EXERCISE DETAILS
Extract all lines that hold "Sundeep" from the records below.

RECORDS SHOWN
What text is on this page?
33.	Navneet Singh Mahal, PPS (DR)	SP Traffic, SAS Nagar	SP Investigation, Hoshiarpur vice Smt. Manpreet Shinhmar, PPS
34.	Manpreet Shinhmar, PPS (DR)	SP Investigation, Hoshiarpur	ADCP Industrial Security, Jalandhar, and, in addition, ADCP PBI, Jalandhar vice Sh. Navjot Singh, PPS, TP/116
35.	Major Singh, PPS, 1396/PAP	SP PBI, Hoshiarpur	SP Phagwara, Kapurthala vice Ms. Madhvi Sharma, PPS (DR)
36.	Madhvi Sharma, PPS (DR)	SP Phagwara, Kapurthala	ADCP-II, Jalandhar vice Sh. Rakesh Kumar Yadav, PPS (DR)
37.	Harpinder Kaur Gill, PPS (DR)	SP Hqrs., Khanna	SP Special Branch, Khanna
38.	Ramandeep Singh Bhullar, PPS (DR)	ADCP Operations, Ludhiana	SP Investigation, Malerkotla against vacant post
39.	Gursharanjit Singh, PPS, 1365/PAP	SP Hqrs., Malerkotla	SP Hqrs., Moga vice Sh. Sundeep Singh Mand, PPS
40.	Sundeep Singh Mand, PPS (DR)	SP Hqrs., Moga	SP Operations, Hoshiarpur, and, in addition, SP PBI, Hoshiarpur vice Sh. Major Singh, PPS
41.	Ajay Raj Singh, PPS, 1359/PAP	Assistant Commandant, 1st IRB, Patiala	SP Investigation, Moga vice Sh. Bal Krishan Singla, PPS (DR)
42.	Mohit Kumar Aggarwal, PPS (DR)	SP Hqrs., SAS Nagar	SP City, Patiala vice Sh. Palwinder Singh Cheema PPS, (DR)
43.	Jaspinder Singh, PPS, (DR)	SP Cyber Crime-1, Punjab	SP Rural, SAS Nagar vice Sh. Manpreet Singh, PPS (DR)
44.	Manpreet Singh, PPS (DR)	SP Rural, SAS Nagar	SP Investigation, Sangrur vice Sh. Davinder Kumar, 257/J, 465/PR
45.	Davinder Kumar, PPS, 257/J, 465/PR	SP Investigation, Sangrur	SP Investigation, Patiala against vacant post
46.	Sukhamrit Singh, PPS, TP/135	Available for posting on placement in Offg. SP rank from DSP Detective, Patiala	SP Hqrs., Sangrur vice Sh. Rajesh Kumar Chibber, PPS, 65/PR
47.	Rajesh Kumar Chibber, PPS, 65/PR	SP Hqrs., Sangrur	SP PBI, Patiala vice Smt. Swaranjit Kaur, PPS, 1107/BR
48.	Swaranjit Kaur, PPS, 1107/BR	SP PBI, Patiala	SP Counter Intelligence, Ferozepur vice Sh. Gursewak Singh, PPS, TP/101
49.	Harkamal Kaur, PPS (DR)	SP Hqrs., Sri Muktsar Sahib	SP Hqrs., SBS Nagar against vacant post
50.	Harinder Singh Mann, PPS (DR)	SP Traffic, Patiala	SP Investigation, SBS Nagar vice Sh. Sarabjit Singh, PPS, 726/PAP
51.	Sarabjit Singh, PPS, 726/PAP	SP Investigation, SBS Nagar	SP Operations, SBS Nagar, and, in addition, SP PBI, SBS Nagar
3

EXERCISE OUTPUT
39.	Gursharanjit Singh, PPS, 1365/PAP	SP Hqrs., Malerkotla	SP Hqrs., Moga vice Sh. Sundeep Singh Mand, PPS
40.	Sundeep Singh Mand, PPS (DR)	SP Hqrs., Moga	SP Operations, Hoshiarpur, and, in addition, SP PBI, Hoshiarpur vice Sh. Major Singh, PPS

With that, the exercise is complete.